→ YOUR INSTRUCTIONS
Among the lines below, list those containing the string "сорвали".

[Saved entries]
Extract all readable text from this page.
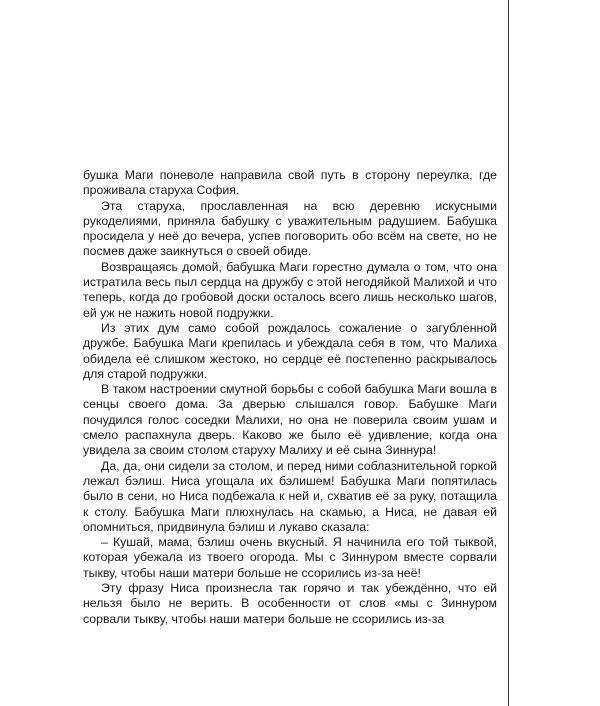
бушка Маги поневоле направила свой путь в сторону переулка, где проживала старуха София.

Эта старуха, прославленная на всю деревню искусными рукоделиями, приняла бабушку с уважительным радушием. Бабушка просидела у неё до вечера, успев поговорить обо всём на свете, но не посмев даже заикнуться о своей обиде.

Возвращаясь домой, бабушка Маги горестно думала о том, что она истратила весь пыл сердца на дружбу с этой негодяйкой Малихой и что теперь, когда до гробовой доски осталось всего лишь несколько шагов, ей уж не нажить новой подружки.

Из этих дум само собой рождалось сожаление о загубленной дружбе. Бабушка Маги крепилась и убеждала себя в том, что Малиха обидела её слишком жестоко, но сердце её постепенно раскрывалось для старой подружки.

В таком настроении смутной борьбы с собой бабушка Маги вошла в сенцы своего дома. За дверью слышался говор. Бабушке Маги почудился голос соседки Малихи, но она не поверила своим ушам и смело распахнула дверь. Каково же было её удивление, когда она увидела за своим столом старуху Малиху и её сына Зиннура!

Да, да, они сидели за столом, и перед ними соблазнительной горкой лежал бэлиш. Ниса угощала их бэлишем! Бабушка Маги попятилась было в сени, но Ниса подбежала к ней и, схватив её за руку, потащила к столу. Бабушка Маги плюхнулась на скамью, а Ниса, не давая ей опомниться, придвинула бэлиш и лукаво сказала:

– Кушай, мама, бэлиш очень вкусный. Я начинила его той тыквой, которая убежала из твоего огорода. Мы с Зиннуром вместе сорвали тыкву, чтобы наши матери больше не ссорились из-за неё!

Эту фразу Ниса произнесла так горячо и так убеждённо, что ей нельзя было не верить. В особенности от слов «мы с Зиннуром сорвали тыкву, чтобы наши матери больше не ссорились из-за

* * *

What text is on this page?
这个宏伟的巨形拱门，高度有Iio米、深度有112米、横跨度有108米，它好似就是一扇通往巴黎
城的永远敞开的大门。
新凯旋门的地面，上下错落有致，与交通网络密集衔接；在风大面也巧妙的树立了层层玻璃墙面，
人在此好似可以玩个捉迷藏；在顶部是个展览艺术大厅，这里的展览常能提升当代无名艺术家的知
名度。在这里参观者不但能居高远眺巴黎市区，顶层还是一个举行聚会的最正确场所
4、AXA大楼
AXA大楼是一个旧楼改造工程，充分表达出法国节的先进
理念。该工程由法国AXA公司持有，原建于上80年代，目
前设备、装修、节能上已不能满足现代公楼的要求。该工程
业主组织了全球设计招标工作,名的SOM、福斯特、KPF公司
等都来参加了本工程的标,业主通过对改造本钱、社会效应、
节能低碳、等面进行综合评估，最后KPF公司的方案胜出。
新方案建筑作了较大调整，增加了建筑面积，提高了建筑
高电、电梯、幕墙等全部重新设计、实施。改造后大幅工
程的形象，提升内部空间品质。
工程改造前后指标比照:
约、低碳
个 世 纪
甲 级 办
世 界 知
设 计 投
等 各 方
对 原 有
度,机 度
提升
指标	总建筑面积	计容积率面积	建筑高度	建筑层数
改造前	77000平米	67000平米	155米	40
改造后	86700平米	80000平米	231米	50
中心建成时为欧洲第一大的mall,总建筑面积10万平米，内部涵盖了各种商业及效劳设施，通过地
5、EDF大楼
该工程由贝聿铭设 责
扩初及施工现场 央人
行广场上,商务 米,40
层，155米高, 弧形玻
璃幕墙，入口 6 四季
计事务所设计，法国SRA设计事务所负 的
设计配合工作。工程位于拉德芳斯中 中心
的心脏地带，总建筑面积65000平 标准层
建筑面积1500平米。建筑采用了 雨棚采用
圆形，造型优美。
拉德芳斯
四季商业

→ RESPONSE TO THIS TASK
– Кушай, мама, бэлиш очень вкусный. Я начинила его той тыквой, которая убежала из твоего огорода. Мы с Зиннуром вместе сорвали тыкву, чтобы наши матери больше не ссорились из-за неё!
Эту фразу Ниса произнесла так горячо и так убеждённо, что ей нельзя было не верить. В особенности от слов «мы с Зиннуром сорвали тыкву, чтобы наши матери больше не ссорились из-за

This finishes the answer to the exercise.